(Dataset excerpts)
------------------------------------------------------------

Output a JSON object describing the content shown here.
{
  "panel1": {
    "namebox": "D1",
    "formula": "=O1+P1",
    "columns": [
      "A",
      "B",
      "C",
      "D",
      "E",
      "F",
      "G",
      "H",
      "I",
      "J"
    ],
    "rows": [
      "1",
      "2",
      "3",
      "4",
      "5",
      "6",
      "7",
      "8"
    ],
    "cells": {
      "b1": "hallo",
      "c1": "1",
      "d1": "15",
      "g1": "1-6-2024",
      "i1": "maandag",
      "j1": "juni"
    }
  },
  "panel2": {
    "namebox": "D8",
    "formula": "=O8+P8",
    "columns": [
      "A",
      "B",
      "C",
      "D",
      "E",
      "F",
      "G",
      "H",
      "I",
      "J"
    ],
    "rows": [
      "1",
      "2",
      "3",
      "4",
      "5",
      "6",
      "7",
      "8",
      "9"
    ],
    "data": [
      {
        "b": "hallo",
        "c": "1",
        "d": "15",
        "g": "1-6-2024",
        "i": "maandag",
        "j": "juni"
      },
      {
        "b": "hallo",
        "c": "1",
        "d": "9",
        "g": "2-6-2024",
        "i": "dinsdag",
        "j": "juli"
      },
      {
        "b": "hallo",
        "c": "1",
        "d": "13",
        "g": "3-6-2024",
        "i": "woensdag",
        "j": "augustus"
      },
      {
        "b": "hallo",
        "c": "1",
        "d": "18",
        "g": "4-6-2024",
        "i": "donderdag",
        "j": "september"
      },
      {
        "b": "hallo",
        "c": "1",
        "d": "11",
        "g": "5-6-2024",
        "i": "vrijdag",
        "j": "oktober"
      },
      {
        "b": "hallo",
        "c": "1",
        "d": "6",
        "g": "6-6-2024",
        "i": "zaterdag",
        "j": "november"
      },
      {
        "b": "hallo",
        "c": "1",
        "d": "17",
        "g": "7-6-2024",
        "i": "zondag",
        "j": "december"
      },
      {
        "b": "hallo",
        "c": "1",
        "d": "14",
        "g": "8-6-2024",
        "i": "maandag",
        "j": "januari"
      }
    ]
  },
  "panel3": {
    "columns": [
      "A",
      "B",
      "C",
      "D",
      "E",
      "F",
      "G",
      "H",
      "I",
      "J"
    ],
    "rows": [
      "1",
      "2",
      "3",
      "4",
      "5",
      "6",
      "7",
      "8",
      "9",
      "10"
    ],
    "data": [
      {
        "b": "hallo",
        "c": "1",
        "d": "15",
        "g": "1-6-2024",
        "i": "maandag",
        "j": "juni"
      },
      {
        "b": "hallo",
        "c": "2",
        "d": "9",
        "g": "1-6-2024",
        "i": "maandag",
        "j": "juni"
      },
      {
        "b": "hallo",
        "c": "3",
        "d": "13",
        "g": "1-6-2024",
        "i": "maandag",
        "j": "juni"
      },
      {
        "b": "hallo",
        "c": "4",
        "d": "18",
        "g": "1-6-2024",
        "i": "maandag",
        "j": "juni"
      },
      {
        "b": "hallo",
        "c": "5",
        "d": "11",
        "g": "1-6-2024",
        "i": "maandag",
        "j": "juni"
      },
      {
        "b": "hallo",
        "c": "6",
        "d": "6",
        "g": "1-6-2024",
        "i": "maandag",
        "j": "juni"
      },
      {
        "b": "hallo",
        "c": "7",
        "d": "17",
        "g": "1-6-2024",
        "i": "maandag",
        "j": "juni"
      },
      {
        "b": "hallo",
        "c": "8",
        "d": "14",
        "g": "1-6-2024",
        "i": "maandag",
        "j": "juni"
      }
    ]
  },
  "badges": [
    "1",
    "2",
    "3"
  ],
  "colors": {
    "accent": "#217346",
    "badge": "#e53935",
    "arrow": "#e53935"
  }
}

------------------------------------------------------------

**EXERCISE DESCRIPTION**
Return the lines above exactly, keeping every word.

**RESPONSE TO THE EXERCISE**
Output a JSON object describing the content shown here.
{
  "panel1": {
    "namebox": "D1",
    "formula": "=O1+P1",
    "columns": [
      "A",
      "B",
      "C",
      "D",
      "E",
      "F",
      "G",
      "H",
      "I",
      "J"
    ],
    "rows": [
      "1",
      "2",
      "3",
      "4",
      "5",
      "6",
      "7",
      "8"
    ],
    "cells": {
      "b1": "hallo",
      "c1": "1",
      "d1": "15",
      "g1": "1-6-2024",
      "i1": "maandag",
      "j1": "juni"
    }
  },
  "panel2": {
    "namebox": "D8",
    "formula": "=O8+P8",
    "columns": [
      "A",
      "B",
      "C",
      "D",
      "E",
      "F",
      "G",
      "H",
      "I",
      "J"
    ],
    "rows": [
      "1",
      "2",
      "3",
      "4",
      "5",
      "6",
      "7",
      "8",
      "9"
    ],
    "data": [
      {
        "b": "hallo",
        "c": "1",
        "d": "15",
        "g": "1-6-2024",
        "i": "maandag",
        "j": "juni"
      },
      {
        "b": "hallo",
        "c": "1",
        "d": "9",
        "g": "2-6-2024",
        "i": "dinsdag",
        "j": "juli"
      },
      {
        "b": "hallo",
        "c": "1",
        "d": "13",
        "g": "3-6-2024",
        "i": "woensdag",
        "j": "augustus"
      },
      {
        "b": "hallo",
        "c": "1",
        "d": "18",
        "g": "4-6-2024",
        "i": "donderdag",
        "j": "september"
      },
      {
        "b": "hallo",
        "c": "1",
        "d": "11",
        "g": "5-6-2024",
        "i": "vrijdag",
        "j": "oktober"
      },
      {
        "b": "hallo",
        "c": "1",
        "d": "6",
        "g": "6-6-2024",
        "i": "zaterdag",
        "j": "november"
      },
      {
        "b": "hallo",
        "c": "1",
        "d": "17",
        "g": "7-6-2024",
        "i": "zondag",
        "j": "december"
      },
      {
        "b": "hallo",
        "c": "1",
        "d": "14",
        "g": "8-6-2024",
        "i": "maandag",
        "j": "januari"
      }
    ]
  },
  "panel3": {
    "columns": [
      "A",
      "B",
      "C",
      "D",
      "E",
      "F",
      "G",
      "H",
      "I",
      "J"
    ],
    "rows": [
      "1",
      "2",
      "3",
      "4",
      "5",
      "6",
      "7",
      "8",
      "9",
      "10"
    ],
    "data": [
      {
        "b": "hallo",
        "c": "1",
        "d": "15",
        "g": "1-6-2024",
        "i": "maandag",
        "j": "juni"
      },
      {
        "b": "hallo",
        "c": "2",
        "d": "9",
        "g": "1-6-2024",
        "i": "maandag",
        "j": "juni"
      },
      {
        "b": "hallo",
        "c": "3",
        "d": "13",
        "g": "1-6-2024",
        "i": "maandag",
        "j": "juni"
      },
      {
        "b": "hallo",
        "c": "4",
        "d": "18",
        "g": "1-6-2024",
        "i": "maandag",
        "j": "juni"
      },
      {
        "b": "hallo",
        "c": "5",
        "d": "11",
        "g": "1-6-2024",
        "i": "maandag",
        "j": "juni"
      },
      {
        "b": "hallo",
        "c": "6",
        "d": "6",
        "g": "1-6-2024",
        "i": "maandag",
        "j": "juni"
      },
      {
        "b": "hallo",
        "c": "7",
        "d": "17",
        "g": "1-6-2024",
        "i": "maandag",
        "j": "juni"
      },
      {
        "b": "hallo",
        "c": "8",
        "d": "14",
        "g": "1-6-2024",
        "i": "maandag",
        "j": "juni"
      }
    ]
  },
  "badges": [
    "1",
    "2",
    "3"
  ],
  "colors": {
    "accent": "#217346",
    "badge": "#e53935",
    "arrow": "#e53935"
  }
}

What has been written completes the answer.